- _Instruction_
Repeat all entries exactly.

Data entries
******

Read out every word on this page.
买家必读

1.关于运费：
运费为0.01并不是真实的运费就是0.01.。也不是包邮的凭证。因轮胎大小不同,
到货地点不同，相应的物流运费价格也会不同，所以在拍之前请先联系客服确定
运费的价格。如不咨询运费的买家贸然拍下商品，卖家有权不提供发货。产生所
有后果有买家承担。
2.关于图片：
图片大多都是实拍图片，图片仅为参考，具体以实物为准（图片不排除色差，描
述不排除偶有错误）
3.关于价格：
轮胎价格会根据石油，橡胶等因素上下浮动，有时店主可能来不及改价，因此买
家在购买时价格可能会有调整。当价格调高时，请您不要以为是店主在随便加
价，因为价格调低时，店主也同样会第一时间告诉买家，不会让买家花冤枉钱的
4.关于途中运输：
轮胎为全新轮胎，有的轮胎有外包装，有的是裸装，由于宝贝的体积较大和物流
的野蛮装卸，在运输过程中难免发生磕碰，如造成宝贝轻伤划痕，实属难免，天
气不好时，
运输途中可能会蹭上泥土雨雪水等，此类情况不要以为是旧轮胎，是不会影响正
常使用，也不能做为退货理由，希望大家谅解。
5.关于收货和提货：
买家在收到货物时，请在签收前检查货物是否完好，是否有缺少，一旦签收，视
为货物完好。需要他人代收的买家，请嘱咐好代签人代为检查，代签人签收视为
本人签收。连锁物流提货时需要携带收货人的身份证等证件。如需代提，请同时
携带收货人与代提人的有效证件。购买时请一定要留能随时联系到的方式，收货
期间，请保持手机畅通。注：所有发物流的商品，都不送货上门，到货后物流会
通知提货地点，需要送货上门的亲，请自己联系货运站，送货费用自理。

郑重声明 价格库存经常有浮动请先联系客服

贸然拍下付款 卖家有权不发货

******

- _Answer in full_
Read out every word on this page.
买家必读

1.关于运费：
运费为0.01并不是真实的运费就是0.01.。也不是包邮的凭证。因轮胎大小不同,
到货地点不同，相应的物流运费价格也会不同，所以在拍之前请先联系客服确定
运费的价格。如不咨询运费的买家贸然拍下商品，卖家有权不提供发货。产生所
有后果有买家承担。
2.关于图片：
图片大多都是实拍图片，图片仅为参考，具体以实物为准（图片不排除色差，描
述不排除偶有错误）
3.关于价格：
轮胎价格会根据石油，橡胶等因素上下浮动，有时店主可能来不及改价，因此买
家在购买时价格可能会有调整。当价格调高时，请您不要以为是店主在随便加
价，因为价格调低时，店主也同样会第一时间告诉买家，不会让买家花冤枉钱的
4.关于途中运输：
轮胎为全新轮胎，有的轮胎有外包装，有的是裸装，由于宝贝的体积较大和物流
的野蛮装卸，在运输过程中难免发生磕碰，如造成宝贝轻伤划痕，实属难免，天
气不好时，
运输途中可能会蹭上泥土雨雪水等，此类情况不要以为是旧轮胎，是不会影响正
常使用，也不能做为退货理由，希望大家谅解。
5.关于收货和提货：
买家在收到货物时，请在签收前检查货物是否完好，是否有缺少，一旦签收，视
为货物完好。需要他人代收的买家，请嘱咐好代签人代为检查，代签人签收视为
本人签收。连锁物流提货时需要携带收货人的身份证等证件。如需代提，请同时
携带收货人与代提人的有效证件。购买时请一定要留能随时联系到的方式，收货
期间，请保持手机畅通。注：所有发物流的商品，都不送货上门，到货后物流会
通知提货地点，需要送货上门的亲，请自己联系货运站，送货费用自理。

郑重声明 价格库存经常有浮动请先联系客服

贸然拍下付款 卖家有权不发货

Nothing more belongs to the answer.